** START **

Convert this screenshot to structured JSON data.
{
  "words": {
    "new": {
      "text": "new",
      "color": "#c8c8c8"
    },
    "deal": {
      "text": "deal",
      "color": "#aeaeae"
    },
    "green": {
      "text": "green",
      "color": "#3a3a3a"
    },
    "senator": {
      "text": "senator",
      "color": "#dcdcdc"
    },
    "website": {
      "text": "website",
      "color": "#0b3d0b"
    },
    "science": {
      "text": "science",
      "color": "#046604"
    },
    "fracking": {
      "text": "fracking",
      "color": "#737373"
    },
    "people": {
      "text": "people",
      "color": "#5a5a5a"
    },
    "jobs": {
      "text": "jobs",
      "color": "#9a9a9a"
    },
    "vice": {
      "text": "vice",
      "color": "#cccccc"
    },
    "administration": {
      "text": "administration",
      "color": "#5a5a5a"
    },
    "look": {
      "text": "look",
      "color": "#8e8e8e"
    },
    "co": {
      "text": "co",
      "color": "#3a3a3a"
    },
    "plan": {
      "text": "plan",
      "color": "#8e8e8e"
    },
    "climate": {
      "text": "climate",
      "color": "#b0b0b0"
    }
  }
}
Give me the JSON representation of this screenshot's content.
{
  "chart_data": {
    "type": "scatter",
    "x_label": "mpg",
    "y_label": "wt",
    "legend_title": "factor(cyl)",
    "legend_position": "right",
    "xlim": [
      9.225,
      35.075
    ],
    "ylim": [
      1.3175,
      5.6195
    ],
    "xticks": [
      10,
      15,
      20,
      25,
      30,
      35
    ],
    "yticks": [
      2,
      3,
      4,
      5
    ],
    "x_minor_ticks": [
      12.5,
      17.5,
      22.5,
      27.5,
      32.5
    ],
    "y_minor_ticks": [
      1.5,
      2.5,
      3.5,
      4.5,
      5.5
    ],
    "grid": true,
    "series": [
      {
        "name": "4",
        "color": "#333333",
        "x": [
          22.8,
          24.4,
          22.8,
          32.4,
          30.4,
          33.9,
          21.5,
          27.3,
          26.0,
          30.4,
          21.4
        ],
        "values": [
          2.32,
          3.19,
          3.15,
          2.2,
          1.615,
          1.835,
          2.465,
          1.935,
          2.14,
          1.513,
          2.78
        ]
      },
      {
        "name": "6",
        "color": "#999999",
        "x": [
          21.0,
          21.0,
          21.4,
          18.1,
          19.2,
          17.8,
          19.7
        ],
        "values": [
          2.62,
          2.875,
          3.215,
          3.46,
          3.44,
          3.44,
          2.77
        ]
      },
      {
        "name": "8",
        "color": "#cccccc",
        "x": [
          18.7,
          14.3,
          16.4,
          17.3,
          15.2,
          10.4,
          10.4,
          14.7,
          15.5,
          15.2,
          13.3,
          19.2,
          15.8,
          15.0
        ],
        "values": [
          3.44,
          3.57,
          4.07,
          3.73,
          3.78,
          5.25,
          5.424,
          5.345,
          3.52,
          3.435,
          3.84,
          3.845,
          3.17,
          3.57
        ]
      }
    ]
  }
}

** END **

▸ **Exercise prompt**: Pull out each line of the records holding the string "this".

▸ **Task answer**:
Convert this screenshot to structured JSON data.
Give me the JSON representation of this screenshot's content.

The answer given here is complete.